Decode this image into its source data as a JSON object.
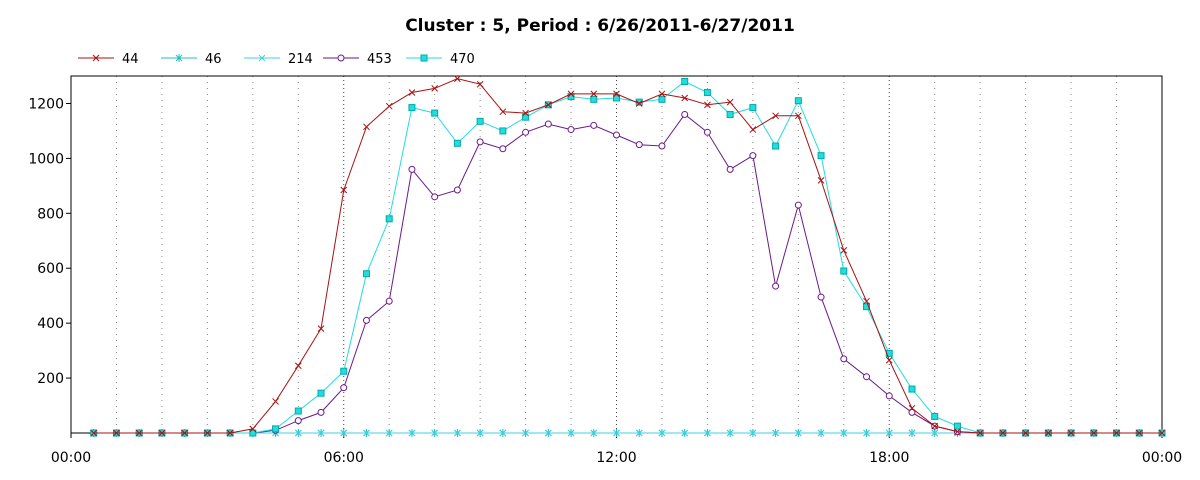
{
  "chart_data": {
    "type": "line",
    "title": "Cluster : 5, Period : 6/26/2011-6/27/2011",
    "xlabel": "",
    "ylabel": "",
    "x_tick_labels": [
      "00:00",
      "06:00",
      "12:00",
      "18:00",
      "00:00"
    ],
    "x_tick_values": [
      0,
      6,
      12,
      18,
      24
    ],
    "xlim": [
      0,
      24
    ],
    "y_ticks": [
      200,
      400,
      600,
      800,
      1000,
      1200
    ],
    "ylim": [
      0,
      1300
    ],
    "grid": "vertical dotted",
    "legend_position": "top-left",
    "x": [
      0.5,
      1,
      1.5,
      2,
      2.5,
      3,
      3.5,
      4,
      4.5,
      5,
      5.5,
      6,
      6.5,
      7,
      7.5,
      8,
      8.5,
      9,
      9.5,
      10,
      10.5,
      11,
      11.5,
      12,
      12.5,
      13,
      13.5,
      14,
      14.5,
      15,
      15.5,
      16,
      16.5,
      17,
      17.5,
      18,
      18.5,
      19,
      19.5,
      20,
      20.5,
      21,
      21.5,
      22,
      22.5,
      23,
      23.5,
      24
    ],
    "series": [
      {
        "name": "44",
        "color": "#aa1111",
        "marker": "x",
        "values": [
          0,
          0,
          0,
          0,
          0,
          0,
          0,
          15,
          115,
          245,
          380,
          885,
          1115,
          1190,
          1240,
          1255,
          1290,
          1270,
          1170,
          1165,
          1195,
          1235,
          1235,
          1235,
          1200,
          1235,
          1220,
          1195,
          1205,
          1105,
          1155,
          1155,
          920,
          665,
          480,
          265,
          90,
          25,
          5,
          0,
          0,
          0,
          0,
          0,
          0,
          0,
          0,
          0
        ]
      },
      {
        "name": "46",
        "color": "#20c0c0",
        "marker": "star",
        "values": [
          0,
          0,
          0,
          0,
          0,
          0,
          0,
          0,
          0,
          0,
          0,
          0,
          0,
          0,
          0,
          0,
          0,
          0,
          0,
          0,
          0,
          0,
          0,
          0,
          0,
          0,
          0,
          0,
          0,
          0,
          0,
          0,
          0,
          0,
          0,
          0,
          0,
          0,
          0,
          0,
          0,
          0,
          0,
          0,
          0,
          0,
          0,
          0
        ]
      },
      {
        "name": "214",
        "color": "#40d0e0",
        "marker": "x",
        "values": [
          0,
          0,
          0,
          0,
          0,
          0,
          0,
          0,
          0,
          0,
          0,
          0,
          0,
          0,
          0,
          0,
          0,
          0,
          0,
          0,
          0,
          0,
          0,
          0,
          0,
          0,
          0,
          0,
          0,
          0,
          0,
          0,
          0,
          0,
          0,
          0,
          0,
          0,
          0,
          0,
          0,
          0,
          0,
          0,
          0,
          0,
          0,
          0
        ]
      },
      {
        "name": "453",
        "color": "#6a1a8a",
        "marker": "circle",
        "values": [
          0,
          0,
          0,
          0,
          0,
          0,
          0,
          0,
          10,
          45,
          75,
          165,
          410,
          480,
          960,
          860,
          885,
          1060,
          1035,
          1095,
          1125,
          1105,
          1120,
          1085,
          1050,
          1045,
          1160,
          1095,
          960,
          1010,
          535,
          830,
          495,
          270,
          205,
          135,
          75,
          25,
          5,
          0,
          0,
          0,
          0,
          0,
          0,
          0,
          0,
          0
        ]
      },
      {
        "name": "470",
        "color": "#22dddd",
        "marker": "square",
        "values": [
          0,
          0,
          0,
          0,
          0,
          0,
          0,
          0,
          15,
          80,
          145,
          225,
          580,
          780,
          1185,
          1165,
          1055,
          1135,
          1100,
          1150,
          1195,
          1225,
          1215,
          1220,
          1205,
          1215,
          1280,
          1240,
          1160,
          1185,
          1045,
          1210,
          1010,
          590,
          460,
          290,
          160,
          60,
          25,
          0,
          0,
          0,
          0,
          0,
          0,
          0,
          0,
          0
        ]
      }
    ]
  }
}
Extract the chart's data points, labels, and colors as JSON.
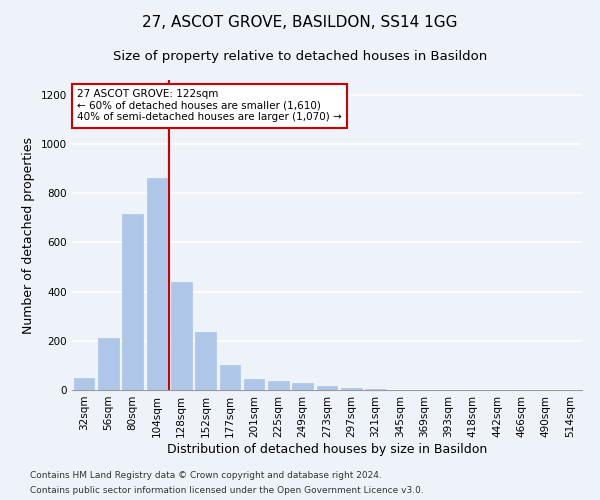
{
  "title": "27, ASCOT GROVE, BASILDON, SS14 1GG",
  "subtitle": "Size of property relative to detached houses in Basildon",
  "xlabel": "Distribution of detached houses by size in Basildon",
  "ylabel": "Number of detached properties",
  "bar_labels": [
    "32sqm",
    "56sqm",
    "80sqm",
    "104sqm",
    "128sqm",
    "152sqm",
    "177sqm",
    "201sqm",
    "225sqm",
    "249sqm",
    "273sqm",
    "297sqm",
    "321sqm",
    "345sqm",
    "369sqm",
    "393sqm",
    "418sqm",
    "442sqm",
    "466sqm",
    "490sqm",
    "514sqm"
  ],
  "bar_values": [
    47,
    210,
    715,
    860,
    440,
    235,
    100,
    43,
    37,
    27,
    18,
    10,
    5,
    0,
    0,
    0,
    0,
    0,
    0,
    0,
    0
  ],
  "bar_color": "#aec6e8",
  "bar_edgecolor": "#aec6e8",
  "vline_index": 4,
  "vline_color": "#cc0000",
  "annotation_text": "27 ASCOT GROVE: 122sqm\n← 60% of detached houses are smaller (1,610)\n40% of semi-detached houses are larger (1,070) →",
  "annotation_box_edgecolor": "#cc0000",
  "annotation_box_facecolor": "#ffffff",
  "ylim": [
    0,
    1260
  ],
  "yticks": [
    0,
    200,
    400,
    600,
    800,
    1000,
    1200
  ],
  "footer_line1": "Contains HM Land Registry data © Crown copyright and database right 2024.",
  "footer_line2": "Contains public sector information licensed under the Open Government Licence v3.0.",
  "background_color": "#eef2f9",
  "axes_background": "#eef2f9",
  "grid_color": "#ffffff",
  "title_fontsize": 11,
  "subtitle_fontsize": 9.5,
  "xlabel_fontsize": 9,
  "ylabel_fontsize": 9,
  "tick_fontsize": 7.5,
  "footer_fontsize": 6.5
}
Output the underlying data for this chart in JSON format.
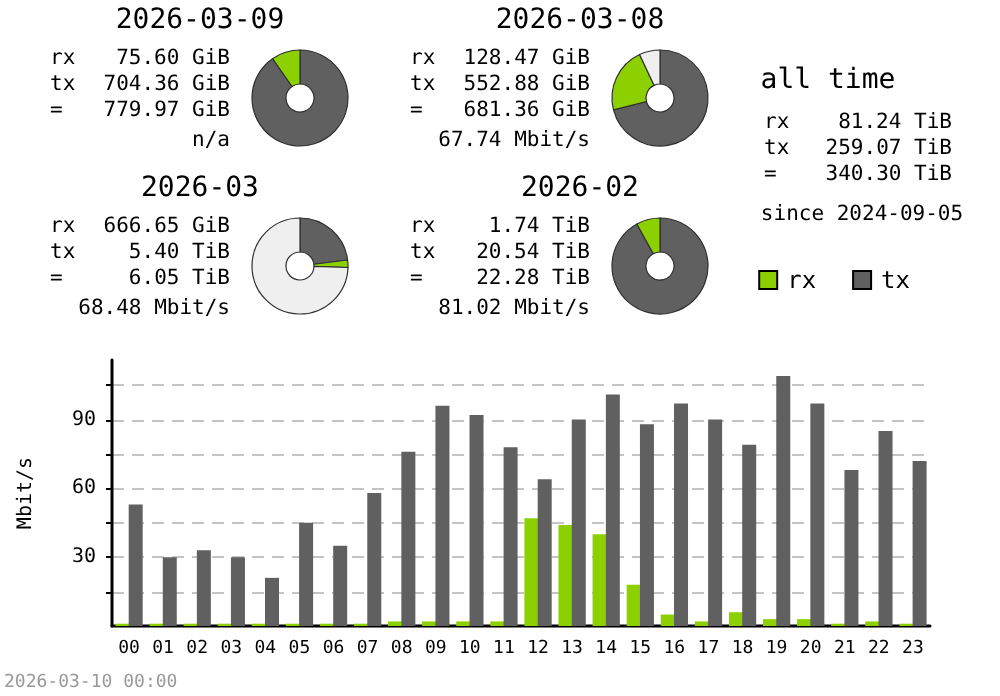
{
  "chart_data": [
    {
      "type": "donut",
      "title": "2026-03-09",
      "categories": [
        null,
        null
      ],
      "values": [
        90.3,
        9.7
      ],
      "colors": [
        "#606060",
        "#8cd000"
      ],
      "annotations": [
        "rx 75.60 GiB",
        "tx 704.36 GiB",
        "= 779.97 GiB",
        "n/a"
      ]
    },
    {
      "type": "donut",
      "title": "2026-03-08",
      "categories": [
        null,
        null,
        null
      ],
      "values": [
        71,
        22,
        7
      ],
      "colors": [
        "#606060",
        "#8cd000",
        "#efefef"
      ],
      "annotations": [
        "rx 128.47 GiB",
        "tx 552.88 GiB",
        "= 681.36 GiB",
        "67.74 Mbit/s"
      ]
    },
    {
      "type": "donut",
      "title": "2026-03",
      "categories": [
        null,
        null,
        null
      ],
      "values": [
        23,
        2.5,
        74.5
      ],
      "colors": [
        "#606060",
        "#8cd000",
        "#efefef"
      ],
      "annotations": [
        "rx 666.65 GiB",
        "tx 5.40 TiB",
        "= 6.05 TiB",
        "68.48 Mbit/s"
      ]
    },
    {
      "type": "donut",
      "title": "2026-02",
      "categories": [
        null,
        null
      ],
      "values": [
        92,
        8
      ],
      "colors": [
        "#606060",
        "#8cd000"
      ],
      "annotations": [
        "rx 1.74 TiB",
        "tx 20.54 TiB",
        "= 22.28 TiB",
        "81.02 Mbit/s"
      ]
    },
    {
      "type": "other",
      "title": "all time",
      "annotations": [
        "rx 81.24 TiB",
        "tx 259.07 TiB",
        "= 340.30 TiB",
        "since 2024-09-05"
      ]
    },
    {
      "type": "bar",
      "ylabel": "Mbit/s",
      "categories": [
        "00",
        "01",
        "02",
        "03",
        "04",
        "05",
        "06",
        "07",
        "08",
        "09",
        "10",
        "11",
        "12",
        "13",
        "14",
        "15",
        "16",
        "17",
        "18",
        "19",
        "20",
        "21",
        "22",
        "23"
      ],
      "series": [
        {
          "name": "rx",
          "color": "#8cd000",
          "values": [
            1,
            1,
            1,
            1,
            1,
            1,
            1,
            1,
            2,
            2,
            2,
            2,
            47,
            44,
            40,
            18,
            5,
            2,
            6,
            3,
            3,
            1,
            2,
            1
          ]
        },
        {
          "name": "tx",
          "color": "#606060",
          "values": [
            53,
            30,
            33,
            30,
            21,
            45,
            35,
            58,
            76,
            96,
            92,
            78,
            64,
            90,
            101,
            88,
            97,
            90,
            79,
            109,
            97,
            68,
            85,
            72
          ]
        }
      ],
      "ylim": [
        0,
        116
      ],
      "yticks": [
        {
          "value": 15,
          "label": null
        },
        30,
        {
          "value": 45,
          "label": null
        },
        60,
        {
          "value": 75,
          "label": null
        },
        90,
        {
          "value": 105,
          "label": null
        }
      ],
      "grid": "y",
      "legend": "top right",
      "annotations": [
        "2026-03-10 00:00"
      ]
    }
  ]
}
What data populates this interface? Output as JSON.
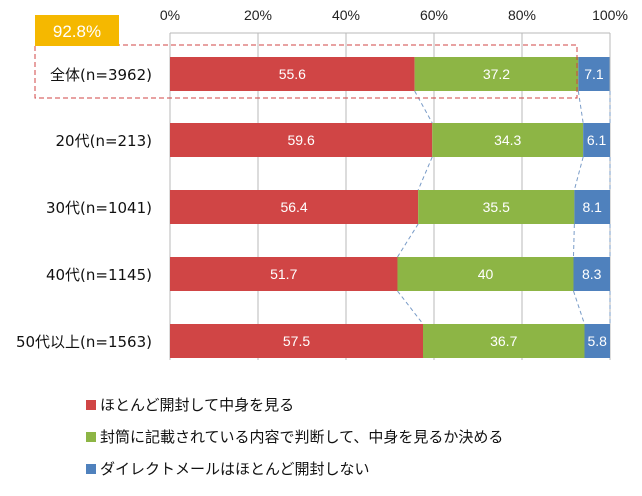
{
  "chart_data": {
    "type": "bar",
    "orientation": "horizontal",
    "stacked": true,
    "percent": true,
    "categories": [
      "全体(n=3962)",
      "20代(n=213)",
      "30代(n=1041)",
      "40代(n=1145)",
      "50代以上(n=1563)"
    ],
    "series": [
      {
        "name": "ほとんど開封して中身を見る",
        "color": "#d04545",
        "values": [
          55.6,
          59.6,
          56.4,
          51.7,
          57.5
        ]
      },
      {
        "name": "封筒に記載されている内容で判断して、中身を見るか決める",
        "color": "#8db545",
        "values": [
          37.2,
          34.3,
          35.5,
          40,
          36.7
        ]
      },
      {
        "name": "ダイレクトメールはほとんど開封しない",
        "color": "#4f81bd",
        "values": [
          7.1,
          6.1,
          8.1,
          8.3,
          5.8
        ]
      }
    ],
    "xlim": [
      0,
      100
    ],
    "xticks": [
      "0%",
      "20%",
      "40%",
      "60%",
      "80%",
      "100%"
    ],
    "grid": true,
    "legend_position": "bottom-left",
    "annotation": {
      "label": "92.8%",
      "color": "#f5b800",
      "highlight_color": "#d04545"
    }
  }
}
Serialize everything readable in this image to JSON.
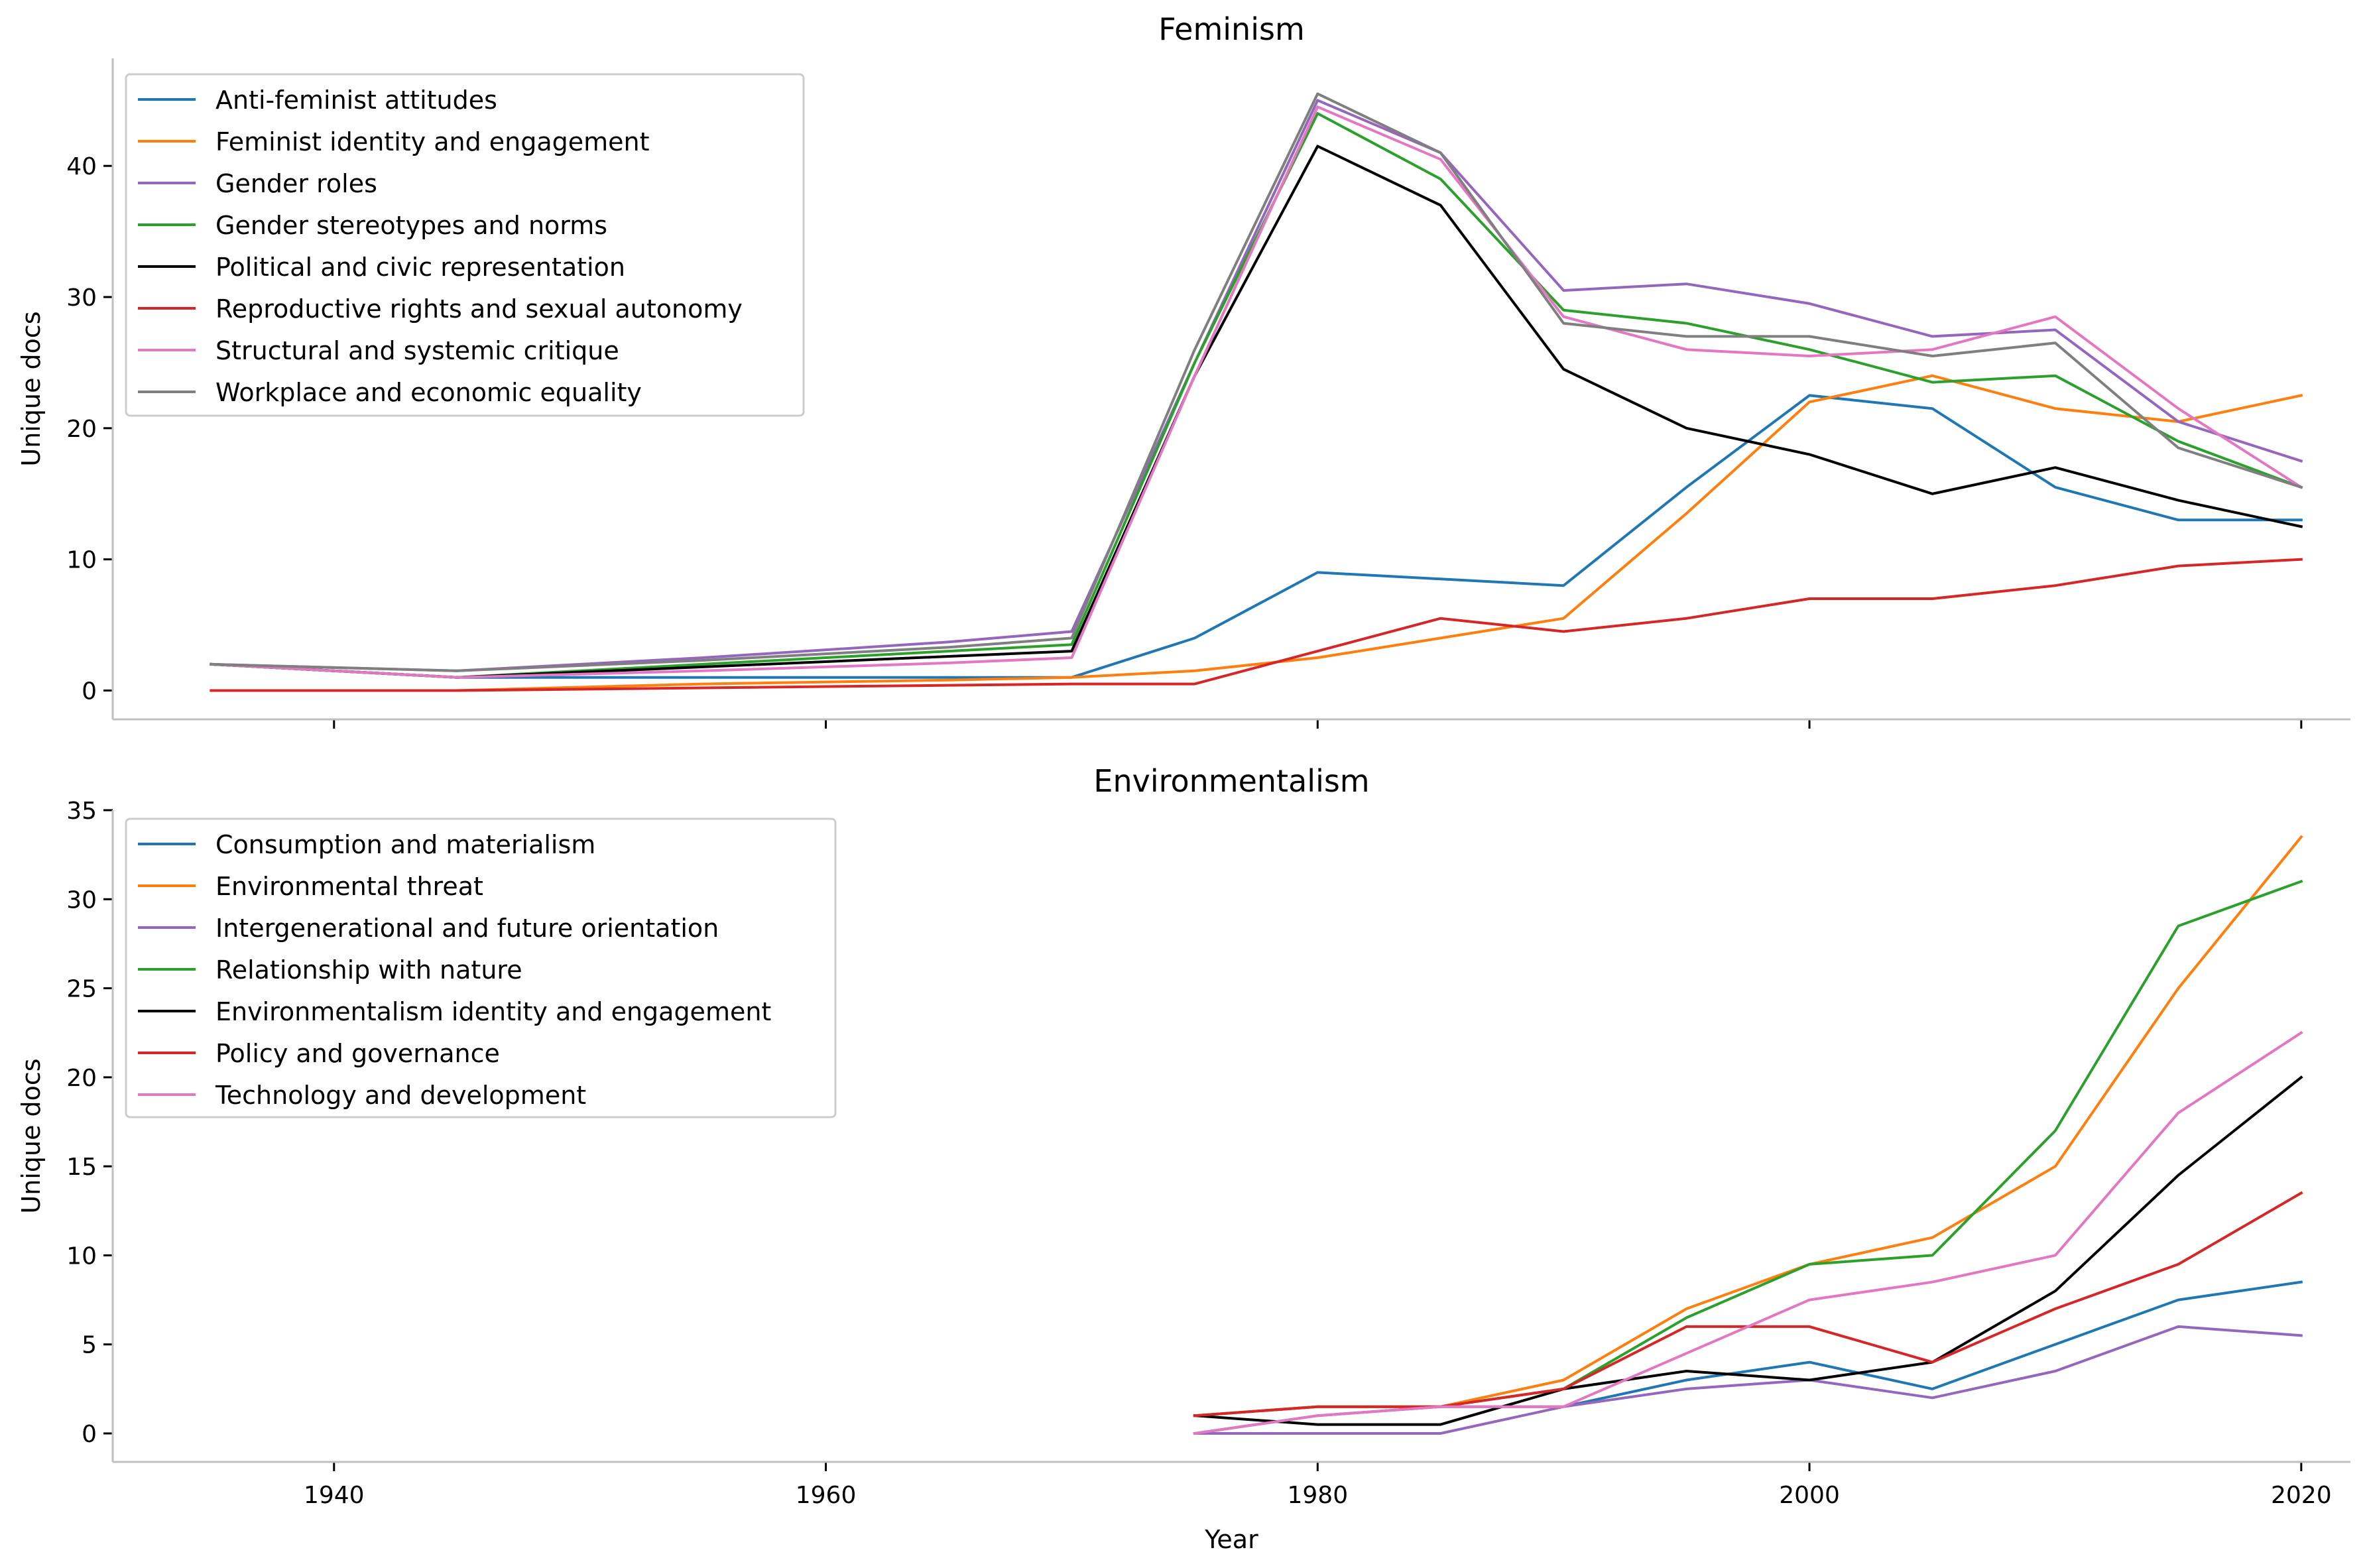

════════════════

The request
Keep only those lines of the records that hold "image", and return them.

Answer for the task
Decode this image into its source data as a JSON object.
Serialize everything readable in this image to JSON.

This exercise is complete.